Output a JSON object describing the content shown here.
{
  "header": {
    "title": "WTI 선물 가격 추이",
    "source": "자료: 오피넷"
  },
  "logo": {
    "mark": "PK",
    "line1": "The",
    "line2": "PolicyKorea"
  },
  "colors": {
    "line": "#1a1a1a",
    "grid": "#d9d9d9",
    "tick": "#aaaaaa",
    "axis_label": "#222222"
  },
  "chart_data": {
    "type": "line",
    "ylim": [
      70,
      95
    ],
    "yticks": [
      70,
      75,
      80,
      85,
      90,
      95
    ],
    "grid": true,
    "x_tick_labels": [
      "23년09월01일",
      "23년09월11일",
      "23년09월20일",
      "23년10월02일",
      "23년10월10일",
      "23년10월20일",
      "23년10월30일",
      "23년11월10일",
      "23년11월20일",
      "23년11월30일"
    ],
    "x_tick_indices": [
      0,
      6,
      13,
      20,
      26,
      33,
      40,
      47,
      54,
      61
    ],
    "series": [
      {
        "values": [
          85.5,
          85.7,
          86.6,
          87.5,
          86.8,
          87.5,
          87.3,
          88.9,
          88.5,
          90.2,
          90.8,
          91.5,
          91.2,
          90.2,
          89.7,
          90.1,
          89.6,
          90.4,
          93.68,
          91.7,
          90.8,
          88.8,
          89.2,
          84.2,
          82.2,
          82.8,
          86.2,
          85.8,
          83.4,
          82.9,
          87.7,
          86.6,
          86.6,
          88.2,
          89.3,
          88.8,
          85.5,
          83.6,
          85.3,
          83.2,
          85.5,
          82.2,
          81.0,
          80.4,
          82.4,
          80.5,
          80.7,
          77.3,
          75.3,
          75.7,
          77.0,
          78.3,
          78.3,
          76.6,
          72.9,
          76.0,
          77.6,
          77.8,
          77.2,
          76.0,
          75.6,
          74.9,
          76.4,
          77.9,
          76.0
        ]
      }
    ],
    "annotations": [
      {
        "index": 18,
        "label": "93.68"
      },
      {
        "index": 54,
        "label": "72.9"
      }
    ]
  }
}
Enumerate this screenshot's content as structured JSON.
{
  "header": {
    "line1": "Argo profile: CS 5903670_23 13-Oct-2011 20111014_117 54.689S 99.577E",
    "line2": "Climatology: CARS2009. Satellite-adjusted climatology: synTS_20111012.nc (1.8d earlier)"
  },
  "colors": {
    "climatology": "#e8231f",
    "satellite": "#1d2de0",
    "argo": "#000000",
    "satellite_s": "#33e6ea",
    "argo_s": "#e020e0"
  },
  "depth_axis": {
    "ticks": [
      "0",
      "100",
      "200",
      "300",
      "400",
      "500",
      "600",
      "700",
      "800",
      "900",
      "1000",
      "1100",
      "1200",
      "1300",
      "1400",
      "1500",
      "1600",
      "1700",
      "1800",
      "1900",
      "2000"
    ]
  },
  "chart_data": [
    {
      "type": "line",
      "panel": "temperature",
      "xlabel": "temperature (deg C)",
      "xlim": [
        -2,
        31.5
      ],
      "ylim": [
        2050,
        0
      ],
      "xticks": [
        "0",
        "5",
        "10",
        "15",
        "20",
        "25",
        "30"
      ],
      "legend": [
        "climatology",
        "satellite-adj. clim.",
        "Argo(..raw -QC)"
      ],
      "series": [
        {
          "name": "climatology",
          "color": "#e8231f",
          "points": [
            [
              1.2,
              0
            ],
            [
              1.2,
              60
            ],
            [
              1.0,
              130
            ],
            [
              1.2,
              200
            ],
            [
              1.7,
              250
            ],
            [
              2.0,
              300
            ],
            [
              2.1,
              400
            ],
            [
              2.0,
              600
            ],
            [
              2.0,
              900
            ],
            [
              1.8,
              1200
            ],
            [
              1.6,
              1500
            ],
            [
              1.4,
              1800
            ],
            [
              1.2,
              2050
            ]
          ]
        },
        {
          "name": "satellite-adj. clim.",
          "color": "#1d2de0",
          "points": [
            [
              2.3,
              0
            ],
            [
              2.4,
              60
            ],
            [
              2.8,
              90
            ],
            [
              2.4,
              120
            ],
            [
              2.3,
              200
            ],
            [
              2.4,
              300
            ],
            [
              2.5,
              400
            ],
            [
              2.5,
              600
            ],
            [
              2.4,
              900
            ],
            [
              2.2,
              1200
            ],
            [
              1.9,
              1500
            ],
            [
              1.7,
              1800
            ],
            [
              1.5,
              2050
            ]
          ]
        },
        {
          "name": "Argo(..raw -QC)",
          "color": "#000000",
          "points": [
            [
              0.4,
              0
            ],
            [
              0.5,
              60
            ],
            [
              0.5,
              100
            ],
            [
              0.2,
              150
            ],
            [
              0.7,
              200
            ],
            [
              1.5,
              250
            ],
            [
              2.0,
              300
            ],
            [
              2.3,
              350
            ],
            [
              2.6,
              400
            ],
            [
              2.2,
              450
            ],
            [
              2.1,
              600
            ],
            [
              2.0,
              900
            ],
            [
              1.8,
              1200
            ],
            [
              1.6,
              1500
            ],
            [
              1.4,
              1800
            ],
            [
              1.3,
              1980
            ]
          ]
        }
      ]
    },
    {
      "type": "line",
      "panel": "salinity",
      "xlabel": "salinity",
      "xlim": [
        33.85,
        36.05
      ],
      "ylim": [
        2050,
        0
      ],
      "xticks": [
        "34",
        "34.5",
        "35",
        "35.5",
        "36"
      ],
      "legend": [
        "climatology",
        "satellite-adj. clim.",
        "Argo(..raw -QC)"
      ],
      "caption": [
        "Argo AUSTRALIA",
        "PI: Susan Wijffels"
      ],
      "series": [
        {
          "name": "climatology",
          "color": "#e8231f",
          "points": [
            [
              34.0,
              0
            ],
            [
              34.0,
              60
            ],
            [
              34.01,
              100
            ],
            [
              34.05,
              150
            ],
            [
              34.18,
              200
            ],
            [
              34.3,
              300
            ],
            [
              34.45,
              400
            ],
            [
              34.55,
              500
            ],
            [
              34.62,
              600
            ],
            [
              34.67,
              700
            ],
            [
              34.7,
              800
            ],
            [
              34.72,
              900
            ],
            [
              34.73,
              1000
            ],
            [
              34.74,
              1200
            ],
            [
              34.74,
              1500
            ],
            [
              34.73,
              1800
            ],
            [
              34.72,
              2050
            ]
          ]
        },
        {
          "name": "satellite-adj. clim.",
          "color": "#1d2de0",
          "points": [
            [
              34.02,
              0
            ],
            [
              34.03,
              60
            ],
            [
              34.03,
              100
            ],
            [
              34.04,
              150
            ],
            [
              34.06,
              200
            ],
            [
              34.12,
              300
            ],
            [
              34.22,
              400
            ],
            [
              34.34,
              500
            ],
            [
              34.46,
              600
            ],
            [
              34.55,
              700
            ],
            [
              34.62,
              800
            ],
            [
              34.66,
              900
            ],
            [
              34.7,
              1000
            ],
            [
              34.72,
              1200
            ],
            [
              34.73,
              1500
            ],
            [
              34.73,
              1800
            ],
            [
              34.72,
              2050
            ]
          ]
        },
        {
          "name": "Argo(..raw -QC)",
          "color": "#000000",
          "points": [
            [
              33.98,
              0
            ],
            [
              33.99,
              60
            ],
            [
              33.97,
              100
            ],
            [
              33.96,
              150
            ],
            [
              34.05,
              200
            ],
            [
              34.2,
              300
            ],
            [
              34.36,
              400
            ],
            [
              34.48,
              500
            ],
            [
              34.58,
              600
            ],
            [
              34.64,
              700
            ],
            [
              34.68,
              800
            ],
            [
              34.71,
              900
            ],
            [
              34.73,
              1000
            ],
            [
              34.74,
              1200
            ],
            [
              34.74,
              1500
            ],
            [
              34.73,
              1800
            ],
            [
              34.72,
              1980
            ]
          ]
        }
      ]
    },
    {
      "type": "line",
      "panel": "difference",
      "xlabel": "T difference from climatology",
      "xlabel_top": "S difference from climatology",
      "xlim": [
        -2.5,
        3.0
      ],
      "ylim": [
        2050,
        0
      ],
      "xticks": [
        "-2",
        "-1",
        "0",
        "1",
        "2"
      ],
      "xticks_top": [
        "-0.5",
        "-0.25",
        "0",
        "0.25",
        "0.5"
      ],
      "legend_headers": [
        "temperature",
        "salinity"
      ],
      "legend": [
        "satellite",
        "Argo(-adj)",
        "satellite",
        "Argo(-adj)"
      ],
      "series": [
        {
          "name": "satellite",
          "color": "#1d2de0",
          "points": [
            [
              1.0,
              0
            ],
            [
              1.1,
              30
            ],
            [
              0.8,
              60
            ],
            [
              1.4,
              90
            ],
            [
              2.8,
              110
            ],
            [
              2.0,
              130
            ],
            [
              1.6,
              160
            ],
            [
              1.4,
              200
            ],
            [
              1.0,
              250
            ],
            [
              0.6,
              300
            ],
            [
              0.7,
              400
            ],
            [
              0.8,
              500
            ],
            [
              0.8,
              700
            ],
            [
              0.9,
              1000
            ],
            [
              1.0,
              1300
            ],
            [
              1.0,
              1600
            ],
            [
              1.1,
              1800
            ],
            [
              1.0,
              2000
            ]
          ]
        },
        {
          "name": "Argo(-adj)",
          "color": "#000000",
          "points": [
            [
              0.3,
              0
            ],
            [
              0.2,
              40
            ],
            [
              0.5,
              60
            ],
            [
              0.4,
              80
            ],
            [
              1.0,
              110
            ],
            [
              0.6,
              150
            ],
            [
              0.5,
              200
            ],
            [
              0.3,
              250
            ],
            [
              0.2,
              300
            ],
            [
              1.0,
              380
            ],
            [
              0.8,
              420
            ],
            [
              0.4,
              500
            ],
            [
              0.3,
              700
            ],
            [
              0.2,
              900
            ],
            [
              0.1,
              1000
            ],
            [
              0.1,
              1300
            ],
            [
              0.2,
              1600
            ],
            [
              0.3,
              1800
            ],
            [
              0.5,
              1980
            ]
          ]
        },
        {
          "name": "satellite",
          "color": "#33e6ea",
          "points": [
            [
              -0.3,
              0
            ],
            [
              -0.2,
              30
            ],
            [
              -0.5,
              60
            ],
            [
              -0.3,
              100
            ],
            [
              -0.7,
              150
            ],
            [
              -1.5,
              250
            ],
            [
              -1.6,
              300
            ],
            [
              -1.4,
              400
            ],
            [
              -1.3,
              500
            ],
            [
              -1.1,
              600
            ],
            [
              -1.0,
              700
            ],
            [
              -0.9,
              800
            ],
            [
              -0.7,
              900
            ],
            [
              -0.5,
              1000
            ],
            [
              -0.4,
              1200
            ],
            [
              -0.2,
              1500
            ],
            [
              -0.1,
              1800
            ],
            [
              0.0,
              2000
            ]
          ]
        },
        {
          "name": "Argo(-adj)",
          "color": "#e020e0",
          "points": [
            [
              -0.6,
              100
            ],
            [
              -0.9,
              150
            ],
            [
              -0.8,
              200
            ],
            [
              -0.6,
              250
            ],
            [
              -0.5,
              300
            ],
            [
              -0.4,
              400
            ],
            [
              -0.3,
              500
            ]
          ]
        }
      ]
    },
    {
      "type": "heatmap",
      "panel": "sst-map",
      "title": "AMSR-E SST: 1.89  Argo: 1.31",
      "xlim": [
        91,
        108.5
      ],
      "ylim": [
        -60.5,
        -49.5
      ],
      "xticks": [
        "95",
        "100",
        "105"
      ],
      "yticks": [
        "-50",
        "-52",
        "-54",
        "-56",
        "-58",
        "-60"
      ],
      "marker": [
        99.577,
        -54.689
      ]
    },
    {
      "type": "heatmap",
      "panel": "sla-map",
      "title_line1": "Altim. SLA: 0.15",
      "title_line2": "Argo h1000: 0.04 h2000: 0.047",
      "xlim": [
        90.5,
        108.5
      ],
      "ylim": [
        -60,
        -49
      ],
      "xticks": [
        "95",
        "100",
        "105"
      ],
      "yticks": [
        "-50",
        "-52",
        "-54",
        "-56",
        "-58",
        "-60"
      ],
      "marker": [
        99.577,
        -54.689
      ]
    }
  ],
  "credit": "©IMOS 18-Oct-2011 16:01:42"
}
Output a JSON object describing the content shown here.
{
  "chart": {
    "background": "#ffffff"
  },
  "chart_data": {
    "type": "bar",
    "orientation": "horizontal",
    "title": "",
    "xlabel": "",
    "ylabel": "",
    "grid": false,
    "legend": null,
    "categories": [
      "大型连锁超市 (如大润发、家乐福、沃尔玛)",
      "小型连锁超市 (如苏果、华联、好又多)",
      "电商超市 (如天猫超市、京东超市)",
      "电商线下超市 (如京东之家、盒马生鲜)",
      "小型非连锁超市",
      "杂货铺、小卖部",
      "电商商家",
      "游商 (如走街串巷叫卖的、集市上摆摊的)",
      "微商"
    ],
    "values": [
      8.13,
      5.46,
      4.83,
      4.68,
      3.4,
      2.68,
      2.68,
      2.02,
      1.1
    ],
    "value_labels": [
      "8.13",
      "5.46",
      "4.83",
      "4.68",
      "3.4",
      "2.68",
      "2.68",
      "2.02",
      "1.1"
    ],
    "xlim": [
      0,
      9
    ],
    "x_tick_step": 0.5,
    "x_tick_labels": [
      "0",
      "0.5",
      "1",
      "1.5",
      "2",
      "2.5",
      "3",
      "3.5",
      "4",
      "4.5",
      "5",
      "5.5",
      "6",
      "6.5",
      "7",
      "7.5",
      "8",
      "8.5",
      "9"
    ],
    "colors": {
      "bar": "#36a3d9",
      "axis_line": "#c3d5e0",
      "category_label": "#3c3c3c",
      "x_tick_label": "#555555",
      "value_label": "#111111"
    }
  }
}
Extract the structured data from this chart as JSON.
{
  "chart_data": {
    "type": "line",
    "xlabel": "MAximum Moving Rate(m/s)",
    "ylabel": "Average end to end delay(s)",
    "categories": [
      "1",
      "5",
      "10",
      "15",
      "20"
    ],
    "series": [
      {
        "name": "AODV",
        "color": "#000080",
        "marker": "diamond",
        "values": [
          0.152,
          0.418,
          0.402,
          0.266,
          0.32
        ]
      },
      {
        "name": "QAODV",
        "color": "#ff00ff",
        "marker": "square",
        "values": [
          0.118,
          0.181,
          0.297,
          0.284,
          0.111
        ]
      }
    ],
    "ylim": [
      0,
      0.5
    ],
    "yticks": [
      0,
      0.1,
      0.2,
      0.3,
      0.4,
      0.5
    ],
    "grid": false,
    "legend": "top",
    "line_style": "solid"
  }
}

********************

> SET EXERCISE
Show all lines above holding "structured".

> THE RESPONSE
Enumerate this screenshot's content as structured JSON.
Extract the structured data from this chart as JSON.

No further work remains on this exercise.